**STORED DATA**:

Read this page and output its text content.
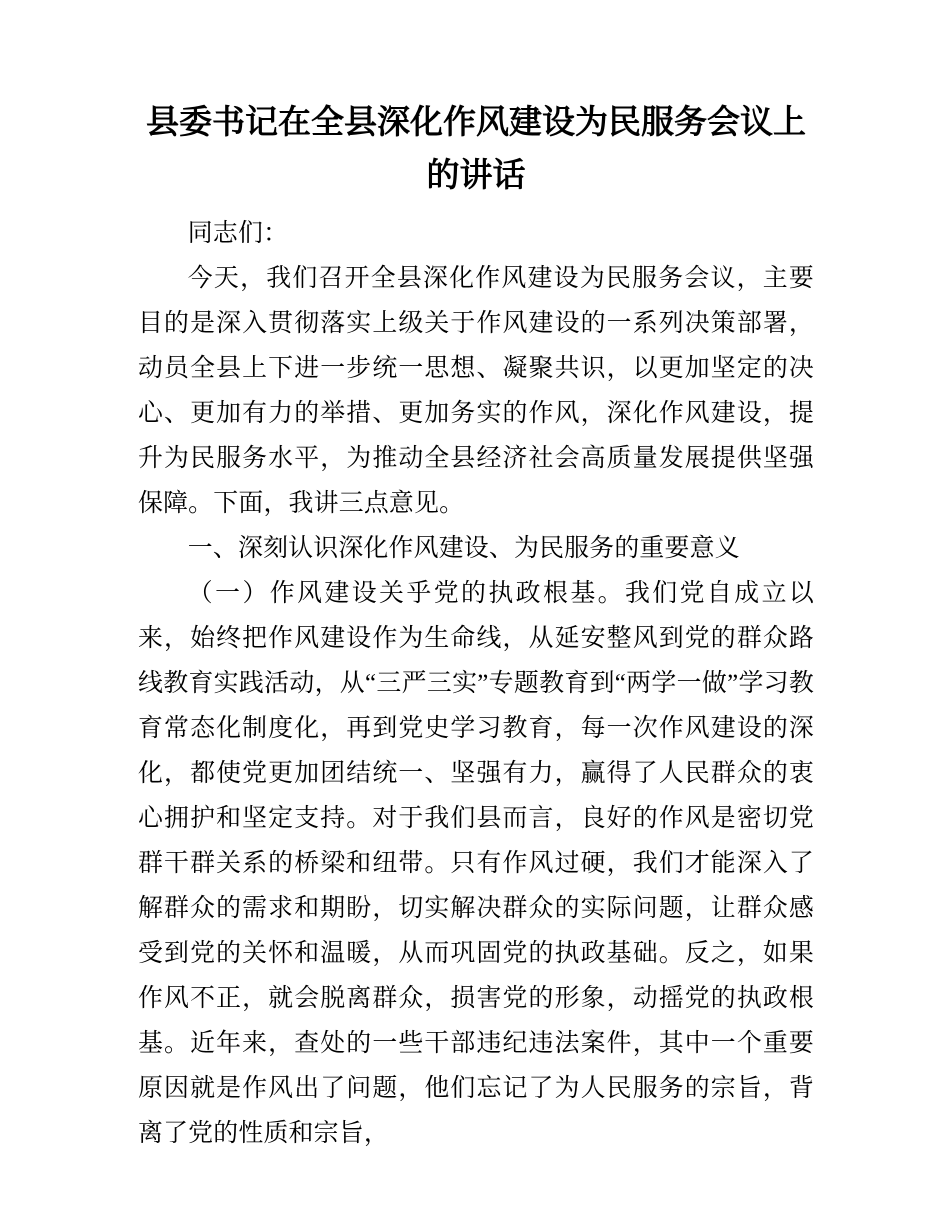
县委书记在全县深化作风建设为民服务会议上的讲话

同志们：

今天，我们召开全县深化作风建设为民服务会议，主要目的是深入贯彻落实上级关于作风建设的一系列决策部署，动员全县上下进一步统一思想、凝聚共识，以更加坚定的决心、更加有力的举措、更加务实的作风，深化作风建设，提升为民服务水平，为推动全县经济社会高质量发展提供坚强保障。下面，我讲三点意见。

一、深刻认识深化作风建设、为民服务的重要意义

（一）作风建设关乎党的执政根基。我们党自成立以来，始终把作风建设作为生命线，从延安整风到党的群众路线教育实践活动，从“三严三实”专题教育到“两学一做”学习教育常态化制度化，再到党史学习教育，每一次作风建设的深化，都使党更加团结统一、坚强有力，赢得了人民群众的衷心拥护和坚定支持。对于我们县而言，良好的作风是密切党群干群关系的桥梁和纽带。只有作风过硬，我们才能深入了解群众的需求和期盼，切实解决群众的实际问题，让群众感受到党的关怀和温暖，从而巩固党的执政基础。反之，如果作风不正，就会脱离群众，损害党的形象，动摇党的执政根基。近年来，查处的一些干部违纪违法案件，其中一个重要原因就是作风出了问题，他们忘记了为人民服务的宗旨，背离了党的性质和宗旨，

**WHAT IS EXPECTED**: Transcribe all the records above word for word, without their images.

**FINISHED TASK**:
Read this page and output its text content.
县委书记在全县深化作风建设为民服务会议上的讲话

同志们：

今天，我们召开全县深化作风建设为民服务会议，主要目的是深入贯彻落实上级关于作风建设的一系列决策部署，动员全县上下进一步统一思想、凝聚共识，以更加坚定的决心、更加有力的举措、更加务实的作风，深化作风建设，提升为民服务水平，为推动全县经济社会高质量发展提供坚强保障。下面，我讲三点意见。

一、深刻认识深化作风建设、为民服务的重要意义

（一）作风建设关乎党的执政根基。我们党自成立以来，始终把作风建设作为生命线，从延安整风到党的群众路线教育实践活动，从“三严三实”专题教育到“两学一做”学习教育常态化制度化，再到党史学习教育，每一次作风建设的深化，都使党更加团结统一、坚强有力，赢得了人民群众的衷心拥护和坚定支持。对于我们县而言，良好的作风是密切党群干群关系的桥梁和纽带。只有作风过硬，我们才能深入了解群众的需求和期盼，切实解决群众的实际问题，让群众感受到党的关怀和温暖，从而巩固党的执政基础。反之，如果作风不正，就会脱离群众，损害党的形象，动摇党的执政根基。近年来，查处的一些干部违纪违法案件，其中一个重要原因就是作风出了问题，他们忘记了为人民服务的宗旨，背离了党的性质和宗旨，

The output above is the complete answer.